— START Extracted entries —

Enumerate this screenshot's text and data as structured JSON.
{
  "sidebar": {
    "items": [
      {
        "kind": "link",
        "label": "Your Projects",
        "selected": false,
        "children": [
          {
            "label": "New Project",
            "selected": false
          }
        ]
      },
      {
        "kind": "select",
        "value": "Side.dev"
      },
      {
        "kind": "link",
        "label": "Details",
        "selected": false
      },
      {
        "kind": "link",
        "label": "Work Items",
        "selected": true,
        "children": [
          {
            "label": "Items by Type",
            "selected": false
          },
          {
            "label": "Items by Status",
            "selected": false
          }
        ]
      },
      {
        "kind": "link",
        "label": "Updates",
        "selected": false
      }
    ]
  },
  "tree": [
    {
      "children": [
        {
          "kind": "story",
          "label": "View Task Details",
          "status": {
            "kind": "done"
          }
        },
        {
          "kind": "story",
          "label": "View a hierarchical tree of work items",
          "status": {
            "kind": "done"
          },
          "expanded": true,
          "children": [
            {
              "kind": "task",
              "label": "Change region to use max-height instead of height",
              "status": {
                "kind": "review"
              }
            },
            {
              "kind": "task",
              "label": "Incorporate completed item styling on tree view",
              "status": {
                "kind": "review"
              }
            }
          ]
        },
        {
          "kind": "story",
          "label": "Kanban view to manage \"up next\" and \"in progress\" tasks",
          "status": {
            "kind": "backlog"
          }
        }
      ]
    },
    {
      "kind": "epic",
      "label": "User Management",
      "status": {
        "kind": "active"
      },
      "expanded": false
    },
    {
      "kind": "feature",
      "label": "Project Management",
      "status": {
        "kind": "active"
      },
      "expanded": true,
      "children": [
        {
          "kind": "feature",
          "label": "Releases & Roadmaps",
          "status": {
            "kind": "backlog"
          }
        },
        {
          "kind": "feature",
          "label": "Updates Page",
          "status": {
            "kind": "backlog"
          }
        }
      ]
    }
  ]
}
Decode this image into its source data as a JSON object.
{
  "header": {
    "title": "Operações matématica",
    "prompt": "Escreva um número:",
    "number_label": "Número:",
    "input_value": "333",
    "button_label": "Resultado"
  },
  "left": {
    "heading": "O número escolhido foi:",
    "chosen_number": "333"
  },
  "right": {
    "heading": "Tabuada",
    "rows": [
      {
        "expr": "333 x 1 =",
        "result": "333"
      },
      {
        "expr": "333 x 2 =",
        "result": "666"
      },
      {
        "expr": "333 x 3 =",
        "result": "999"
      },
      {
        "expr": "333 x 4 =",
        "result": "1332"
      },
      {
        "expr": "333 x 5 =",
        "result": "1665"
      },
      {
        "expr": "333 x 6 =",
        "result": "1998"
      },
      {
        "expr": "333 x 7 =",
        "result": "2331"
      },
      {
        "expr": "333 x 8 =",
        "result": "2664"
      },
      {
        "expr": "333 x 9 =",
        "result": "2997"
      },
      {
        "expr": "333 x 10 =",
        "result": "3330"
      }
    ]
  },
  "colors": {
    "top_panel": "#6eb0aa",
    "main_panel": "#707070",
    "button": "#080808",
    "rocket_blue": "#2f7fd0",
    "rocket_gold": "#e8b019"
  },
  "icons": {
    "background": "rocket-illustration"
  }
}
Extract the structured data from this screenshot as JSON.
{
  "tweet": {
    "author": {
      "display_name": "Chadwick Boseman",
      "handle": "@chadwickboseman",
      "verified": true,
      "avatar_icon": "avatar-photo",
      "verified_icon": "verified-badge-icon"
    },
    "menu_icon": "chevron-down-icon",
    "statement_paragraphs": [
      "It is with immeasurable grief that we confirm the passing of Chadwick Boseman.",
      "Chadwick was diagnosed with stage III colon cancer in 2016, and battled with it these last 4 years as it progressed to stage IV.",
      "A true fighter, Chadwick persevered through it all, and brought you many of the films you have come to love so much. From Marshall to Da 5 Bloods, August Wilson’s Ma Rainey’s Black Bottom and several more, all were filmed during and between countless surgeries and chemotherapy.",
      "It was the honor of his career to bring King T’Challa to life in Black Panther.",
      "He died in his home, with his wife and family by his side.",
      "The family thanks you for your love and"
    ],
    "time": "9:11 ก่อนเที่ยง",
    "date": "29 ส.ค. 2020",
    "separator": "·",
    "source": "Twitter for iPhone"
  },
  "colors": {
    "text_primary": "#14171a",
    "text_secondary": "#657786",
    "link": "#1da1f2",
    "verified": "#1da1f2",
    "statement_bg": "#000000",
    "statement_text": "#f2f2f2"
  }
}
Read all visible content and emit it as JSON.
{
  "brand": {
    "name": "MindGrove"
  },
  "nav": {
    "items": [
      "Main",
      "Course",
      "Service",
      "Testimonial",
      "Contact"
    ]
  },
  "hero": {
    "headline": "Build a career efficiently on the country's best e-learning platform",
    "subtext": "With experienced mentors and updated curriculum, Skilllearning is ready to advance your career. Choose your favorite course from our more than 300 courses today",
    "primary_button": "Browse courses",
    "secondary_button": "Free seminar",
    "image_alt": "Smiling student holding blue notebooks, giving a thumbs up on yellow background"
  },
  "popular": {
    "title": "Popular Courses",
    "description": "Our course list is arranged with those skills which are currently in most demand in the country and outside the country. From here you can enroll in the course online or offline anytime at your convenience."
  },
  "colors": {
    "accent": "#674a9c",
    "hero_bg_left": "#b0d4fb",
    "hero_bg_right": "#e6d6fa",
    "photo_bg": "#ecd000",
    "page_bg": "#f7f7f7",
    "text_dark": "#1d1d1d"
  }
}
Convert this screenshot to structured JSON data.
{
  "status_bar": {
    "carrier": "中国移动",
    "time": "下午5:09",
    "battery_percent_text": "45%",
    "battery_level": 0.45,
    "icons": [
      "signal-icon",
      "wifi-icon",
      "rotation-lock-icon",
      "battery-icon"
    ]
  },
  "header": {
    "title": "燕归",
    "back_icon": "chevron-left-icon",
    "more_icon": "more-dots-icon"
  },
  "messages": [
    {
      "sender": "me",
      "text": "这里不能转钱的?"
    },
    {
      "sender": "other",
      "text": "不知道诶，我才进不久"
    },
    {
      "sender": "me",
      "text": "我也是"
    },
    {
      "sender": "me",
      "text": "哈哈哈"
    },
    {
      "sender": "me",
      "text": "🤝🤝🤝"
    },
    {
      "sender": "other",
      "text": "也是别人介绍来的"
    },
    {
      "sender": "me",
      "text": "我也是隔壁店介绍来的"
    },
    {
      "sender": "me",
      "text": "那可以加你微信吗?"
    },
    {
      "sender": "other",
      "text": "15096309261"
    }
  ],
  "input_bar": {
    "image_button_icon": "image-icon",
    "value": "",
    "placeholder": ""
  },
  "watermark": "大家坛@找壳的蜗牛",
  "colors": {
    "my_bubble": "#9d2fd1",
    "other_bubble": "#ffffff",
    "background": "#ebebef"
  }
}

— END Extracted entries —

(Problem description) Copy each line of the entries that includes the word "Management".

(Response)
      "label": "User Management",
      "label": "Project Management",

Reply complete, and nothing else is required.